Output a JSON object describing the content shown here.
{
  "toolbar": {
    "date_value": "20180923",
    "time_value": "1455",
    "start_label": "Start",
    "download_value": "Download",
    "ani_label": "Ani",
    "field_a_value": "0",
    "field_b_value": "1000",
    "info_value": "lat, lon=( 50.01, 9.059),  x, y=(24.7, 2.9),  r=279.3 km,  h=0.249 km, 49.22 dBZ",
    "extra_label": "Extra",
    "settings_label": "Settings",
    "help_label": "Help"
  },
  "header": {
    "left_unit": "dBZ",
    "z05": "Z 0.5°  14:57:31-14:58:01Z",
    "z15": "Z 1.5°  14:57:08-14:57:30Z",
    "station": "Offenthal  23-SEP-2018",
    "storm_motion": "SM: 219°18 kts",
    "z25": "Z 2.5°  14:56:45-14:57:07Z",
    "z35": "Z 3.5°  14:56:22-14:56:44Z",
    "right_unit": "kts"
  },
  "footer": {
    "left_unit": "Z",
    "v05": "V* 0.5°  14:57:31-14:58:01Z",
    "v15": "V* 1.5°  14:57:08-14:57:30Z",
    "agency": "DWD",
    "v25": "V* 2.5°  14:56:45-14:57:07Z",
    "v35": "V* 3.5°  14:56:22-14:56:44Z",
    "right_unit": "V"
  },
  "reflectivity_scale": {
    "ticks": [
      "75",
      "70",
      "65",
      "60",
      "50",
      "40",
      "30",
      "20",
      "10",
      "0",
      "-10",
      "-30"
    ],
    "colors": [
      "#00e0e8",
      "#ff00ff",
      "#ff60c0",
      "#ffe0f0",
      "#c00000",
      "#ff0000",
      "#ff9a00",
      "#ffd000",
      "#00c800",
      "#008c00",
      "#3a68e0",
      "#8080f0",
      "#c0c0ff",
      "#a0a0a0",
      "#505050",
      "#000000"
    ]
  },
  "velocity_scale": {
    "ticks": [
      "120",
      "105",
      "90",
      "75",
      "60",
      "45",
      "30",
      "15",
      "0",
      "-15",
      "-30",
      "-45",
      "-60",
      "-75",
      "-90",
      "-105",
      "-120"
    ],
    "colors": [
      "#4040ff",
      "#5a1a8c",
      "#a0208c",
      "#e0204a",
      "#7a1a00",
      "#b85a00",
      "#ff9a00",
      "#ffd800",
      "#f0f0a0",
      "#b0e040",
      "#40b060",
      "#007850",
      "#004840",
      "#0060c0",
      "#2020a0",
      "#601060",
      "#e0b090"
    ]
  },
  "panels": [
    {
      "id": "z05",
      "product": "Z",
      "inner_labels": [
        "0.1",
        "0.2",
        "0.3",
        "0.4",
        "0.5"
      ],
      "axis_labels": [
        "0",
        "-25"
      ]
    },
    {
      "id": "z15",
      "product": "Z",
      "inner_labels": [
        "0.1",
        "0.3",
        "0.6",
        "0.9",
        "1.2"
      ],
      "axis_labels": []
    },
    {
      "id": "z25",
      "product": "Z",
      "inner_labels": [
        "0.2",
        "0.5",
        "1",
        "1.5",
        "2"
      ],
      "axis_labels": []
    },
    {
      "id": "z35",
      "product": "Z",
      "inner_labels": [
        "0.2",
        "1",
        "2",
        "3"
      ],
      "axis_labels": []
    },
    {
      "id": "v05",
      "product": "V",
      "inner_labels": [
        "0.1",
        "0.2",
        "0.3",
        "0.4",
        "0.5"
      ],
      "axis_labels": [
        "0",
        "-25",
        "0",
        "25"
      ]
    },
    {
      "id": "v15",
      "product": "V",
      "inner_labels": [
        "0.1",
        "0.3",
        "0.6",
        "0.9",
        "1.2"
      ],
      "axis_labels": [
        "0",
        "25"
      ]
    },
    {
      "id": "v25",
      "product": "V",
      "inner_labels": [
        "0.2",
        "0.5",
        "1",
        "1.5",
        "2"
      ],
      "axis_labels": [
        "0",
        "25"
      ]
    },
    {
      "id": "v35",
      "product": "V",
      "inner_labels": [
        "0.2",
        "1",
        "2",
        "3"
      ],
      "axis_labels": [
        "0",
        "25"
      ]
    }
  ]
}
......
### WHAT YOU WILL DO
Take the entries above and copy them out exactly.

### THE OUTPUT
Output a JSON object describing the content shown here.
{
  "toolbar": {
    "date_value": "20180923",
    "time_value": "1455",
    "start_label": "Start",
    "download_value": "Download",
    "ani_label": "Ani",
    "field_a_value": "0",
    "field_b_value": "1000",
    "info_value": "lat, lon=( 50.01, 9.059),  x, y=(24.7, 2.9),  r=279.3 km,  h=0.249 km, 49.22 dBZ",
    "extra_label": "Extra",
    "settings_label": "Settings",
    "help_label": "Help"
  },
  "header": {
    "left_unit": "dBZ",
    "z05": "Z 0.5°  14:57:31-14:58:01Z",
    "z15": "Z 1.5°  14:57:08-14:57:30Z",
    "station": "Offenthal  23-SEP-2018",
    "storm_motion": "SM: 219°18 kts",
    "z25": "Z 2.5°  14:56:45-14:57:07Z",
    "z35": "Z 3.5°  14:56:22-14:56:44Z",
    "right_unit": "kts"
  },
  "footer": {
    "left_unit": "Z",
    "v05": "V* 0.5°  14:57:31-14:58:01Z",
    "v15": "V* 1.5°  14:57:08-14:57:30Z",
    "agency": "DWD",
    "v25": "V* 2.5°  14:56:45-14:57:07Z",
    "v35": "V* 3.5°  14:56:22-14:56:44Z",
    "right_unit": "V"
  },
  "reflectivity_scale": {
    "ticks": [
      "75",
      "70",
      "65",
      "60",
      "50",
      "40",
      "30",
      "20",
      "10",
      "0",
      "-10",
      "-30"
    ],
    "colors": [
      "#00e0e8",
      "#ff00ff",
      "#ff60c0",
      "#ffe0f0",
      "#c00000",
      "#ff0000",
      "#ff9a00",
      "#ffd000",
      "#00c800",
      "#008c00",
      "#3a68e0",
      "#8080f0",
      "#c0c0ff",
      "#a0a0a0",
      "#505050",
      "#000000"
    ]
  },
  "velocity_scale": {
    "ticks": [
      "120",
      "105",
      "90",
      "75",
      "60",
      "45",
      "30",
      "15",
      "0",
      "-15",
      "-30",
      "-45",
      "-60",
      "-75",
      "-90",
      "-105",
      "-120"
    ],
    "colors": [
      "#4040ff",
      "#5a1a8c",
      "#a0208c",
      "#e0204a",
      "#7a1a00",
      "#b85a00",
      "#ff9a00",
      "#ffd800",
      "#f0f0a0",
      "#b0e040",
      "#40b060",
      "#007850",
      "#004840",
      "#0060c0",
      "#2020a0",
      "#601060",
      "#e0b090"
    ]
  },
  "panels": [
    {
      "id": "z05",
      "product": "Z",
      "inner_labels": [
        "0.1",
        "0.2",
        "0.3",
        "0.4",
        "0.5"
      ],
      "axis_labels": [
        "0",
        "-25"
      ]
    },
    {
      "id": "z15",
      "product": "Z",
      "inner_labels": [
        "0.1",
        "0.3",
        "0.6",
        "0.9",
        "1.2"
      ],
      "axis_labels": []
    },
    {
      "id": "z25",
      "product": "Z",
      "inner_labels": [
        "0.2",
        "0.5",
        "1",
        "1.5",
        "2"
      ],
      "axis_labels": []
    },
    {
      "id": "z35",
      "product": "Z",
      "inner_labels": [
        "0.2",
        "1",
        "2",
        "3"
      ],
      "axis_labels": []
    },
    {
      "id": "v05",
      "product": "V",
      "inner_labels": [
        "0.1",
        "0.2",
        "0.3",
        "0.4",
        "0.5"
      ],
      "axis_labels": [
        "0",
        "-25",
        "0",
        "25"
      ]
    },
    {
      "id": "v15",
      "product": "V",
      "inner_labels": [
        "0.1",
        "0.3",
        "0.6",
        "0.9",
        "1.2"
      ],
      "axis_labels": [
        "0",
        "25"
      ]
    },
    {
      "id": "v25",
      "product": "V",
      "inner_labels": [
        "0.2",
        "0.5",
        "1",
        "1.5",
        "2"
      ],
      "axis_labels": [
        "0",
        "25"
      ]
    },
    {
      "id": "v35",
      "product": "V",
      "inner_labels": [
        "0.2",
        "1",
        "2",
        "3"
      ],
      "axis_labels": [
        "0",
        "25"
      ]
    }
  ]
}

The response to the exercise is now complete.